### What you will do
Below are records; count the lines that contain "green" and give only the total.

### Material provided
- - - - - - -
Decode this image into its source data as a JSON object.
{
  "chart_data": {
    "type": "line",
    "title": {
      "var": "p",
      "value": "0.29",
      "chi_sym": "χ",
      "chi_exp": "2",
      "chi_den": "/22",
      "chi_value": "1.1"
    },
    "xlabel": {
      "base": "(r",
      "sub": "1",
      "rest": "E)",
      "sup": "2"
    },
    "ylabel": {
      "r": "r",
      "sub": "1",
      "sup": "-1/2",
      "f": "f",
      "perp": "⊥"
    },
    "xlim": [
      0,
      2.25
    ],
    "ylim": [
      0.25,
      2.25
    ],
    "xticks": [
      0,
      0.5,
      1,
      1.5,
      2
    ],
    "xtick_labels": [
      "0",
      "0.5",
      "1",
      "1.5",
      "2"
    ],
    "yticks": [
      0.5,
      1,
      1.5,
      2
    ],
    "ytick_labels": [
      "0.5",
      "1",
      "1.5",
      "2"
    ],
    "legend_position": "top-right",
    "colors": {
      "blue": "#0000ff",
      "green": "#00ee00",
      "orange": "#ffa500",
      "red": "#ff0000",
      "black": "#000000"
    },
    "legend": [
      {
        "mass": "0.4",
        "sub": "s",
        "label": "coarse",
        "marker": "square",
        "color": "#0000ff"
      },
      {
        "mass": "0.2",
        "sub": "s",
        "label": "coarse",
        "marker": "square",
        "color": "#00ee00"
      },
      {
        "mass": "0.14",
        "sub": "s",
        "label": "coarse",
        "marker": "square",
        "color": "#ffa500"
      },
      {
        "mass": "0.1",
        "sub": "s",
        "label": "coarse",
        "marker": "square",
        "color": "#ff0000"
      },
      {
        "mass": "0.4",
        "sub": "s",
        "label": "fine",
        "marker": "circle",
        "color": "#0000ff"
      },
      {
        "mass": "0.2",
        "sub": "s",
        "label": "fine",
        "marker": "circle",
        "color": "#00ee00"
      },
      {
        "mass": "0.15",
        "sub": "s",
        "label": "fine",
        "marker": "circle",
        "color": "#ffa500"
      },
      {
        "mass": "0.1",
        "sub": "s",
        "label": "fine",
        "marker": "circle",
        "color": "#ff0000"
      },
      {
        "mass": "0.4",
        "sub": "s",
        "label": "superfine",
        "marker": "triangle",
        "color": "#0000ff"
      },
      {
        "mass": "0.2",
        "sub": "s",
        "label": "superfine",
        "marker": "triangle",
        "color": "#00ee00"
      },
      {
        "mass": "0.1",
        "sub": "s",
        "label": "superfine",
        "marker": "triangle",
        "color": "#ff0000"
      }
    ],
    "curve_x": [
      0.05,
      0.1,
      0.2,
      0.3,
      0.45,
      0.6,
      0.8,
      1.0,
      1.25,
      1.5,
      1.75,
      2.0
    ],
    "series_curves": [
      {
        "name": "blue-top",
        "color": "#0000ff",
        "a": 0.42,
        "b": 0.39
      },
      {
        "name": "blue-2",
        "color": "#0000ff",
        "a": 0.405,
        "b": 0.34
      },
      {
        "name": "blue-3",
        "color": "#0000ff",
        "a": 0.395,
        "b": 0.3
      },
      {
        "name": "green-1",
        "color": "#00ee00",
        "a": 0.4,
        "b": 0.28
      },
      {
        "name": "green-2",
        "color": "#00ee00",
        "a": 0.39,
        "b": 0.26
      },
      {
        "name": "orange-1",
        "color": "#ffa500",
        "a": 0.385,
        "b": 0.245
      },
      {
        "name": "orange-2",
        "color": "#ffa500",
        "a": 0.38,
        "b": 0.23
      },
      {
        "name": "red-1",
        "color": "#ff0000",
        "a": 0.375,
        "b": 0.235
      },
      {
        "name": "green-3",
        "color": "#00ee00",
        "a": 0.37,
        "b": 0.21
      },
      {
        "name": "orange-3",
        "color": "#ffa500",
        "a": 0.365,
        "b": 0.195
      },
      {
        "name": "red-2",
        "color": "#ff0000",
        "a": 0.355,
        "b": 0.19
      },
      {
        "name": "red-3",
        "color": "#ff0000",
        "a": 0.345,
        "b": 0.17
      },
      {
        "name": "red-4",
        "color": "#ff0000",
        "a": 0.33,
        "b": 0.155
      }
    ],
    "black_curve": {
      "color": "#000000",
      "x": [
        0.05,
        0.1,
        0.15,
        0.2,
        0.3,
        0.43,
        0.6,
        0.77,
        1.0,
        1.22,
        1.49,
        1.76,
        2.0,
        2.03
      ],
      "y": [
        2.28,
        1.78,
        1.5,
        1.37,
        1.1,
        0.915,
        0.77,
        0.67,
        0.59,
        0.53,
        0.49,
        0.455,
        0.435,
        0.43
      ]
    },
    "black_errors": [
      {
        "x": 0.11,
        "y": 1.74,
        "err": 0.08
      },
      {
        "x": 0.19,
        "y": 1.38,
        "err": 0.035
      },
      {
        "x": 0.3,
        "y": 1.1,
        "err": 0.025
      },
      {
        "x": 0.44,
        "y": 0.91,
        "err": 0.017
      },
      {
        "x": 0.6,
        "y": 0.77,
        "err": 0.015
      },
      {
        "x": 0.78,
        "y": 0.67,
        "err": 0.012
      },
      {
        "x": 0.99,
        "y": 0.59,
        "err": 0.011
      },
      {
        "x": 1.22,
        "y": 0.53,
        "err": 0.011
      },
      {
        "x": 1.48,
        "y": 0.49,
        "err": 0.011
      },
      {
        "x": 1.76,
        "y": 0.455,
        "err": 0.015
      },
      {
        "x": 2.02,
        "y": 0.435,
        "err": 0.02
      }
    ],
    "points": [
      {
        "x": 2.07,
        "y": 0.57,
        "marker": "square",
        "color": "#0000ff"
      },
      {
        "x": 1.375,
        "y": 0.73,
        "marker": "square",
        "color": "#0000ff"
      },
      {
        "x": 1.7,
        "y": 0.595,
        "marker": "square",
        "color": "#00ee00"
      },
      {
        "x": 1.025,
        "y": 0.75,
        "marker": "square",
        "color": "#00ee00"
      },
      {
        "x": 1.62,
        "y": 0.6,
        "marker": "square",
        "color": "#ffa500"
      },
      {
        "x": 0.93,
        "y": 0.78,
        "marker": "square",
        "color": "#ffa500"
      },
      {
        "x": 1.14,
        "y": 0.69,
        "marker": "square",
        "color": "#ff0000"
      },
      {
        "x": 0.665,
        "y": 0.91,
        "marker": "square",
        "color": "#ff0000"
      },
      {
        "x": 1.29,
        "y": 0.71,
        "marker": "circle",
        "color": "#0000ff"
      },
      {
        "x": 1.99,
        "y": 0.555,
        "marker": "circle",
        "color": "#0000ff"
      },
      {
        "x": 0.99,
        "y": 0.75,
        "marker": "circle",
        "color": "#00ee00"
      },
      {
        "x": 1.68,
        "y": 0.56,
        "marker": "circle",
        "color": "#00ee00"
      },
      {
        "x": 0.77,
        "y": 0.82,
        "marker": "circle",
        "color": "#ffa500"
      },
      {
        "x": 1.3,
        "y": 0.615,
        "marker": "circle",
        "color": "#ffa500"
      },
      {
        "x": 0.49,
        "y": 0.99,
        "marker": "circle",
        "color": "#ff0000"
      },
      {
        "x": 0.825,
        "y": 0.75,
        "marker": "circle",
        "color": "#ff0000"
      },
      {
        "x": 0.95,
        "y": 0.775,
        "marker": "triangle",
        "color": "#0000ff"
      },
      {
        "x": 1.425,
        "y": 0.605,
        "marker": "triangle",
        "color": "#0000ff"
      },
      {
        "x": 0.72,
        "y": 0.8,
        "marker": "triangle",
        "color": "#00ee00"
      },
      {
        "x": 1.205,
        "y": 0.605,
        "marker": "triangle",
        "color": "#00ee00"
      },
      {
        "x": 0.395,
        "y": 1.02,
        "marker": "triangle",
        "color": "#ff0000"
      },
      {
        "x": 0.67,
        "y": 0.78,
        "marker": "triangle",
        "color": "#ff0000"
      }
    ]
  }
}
- - - - - - -
### Problem solution
4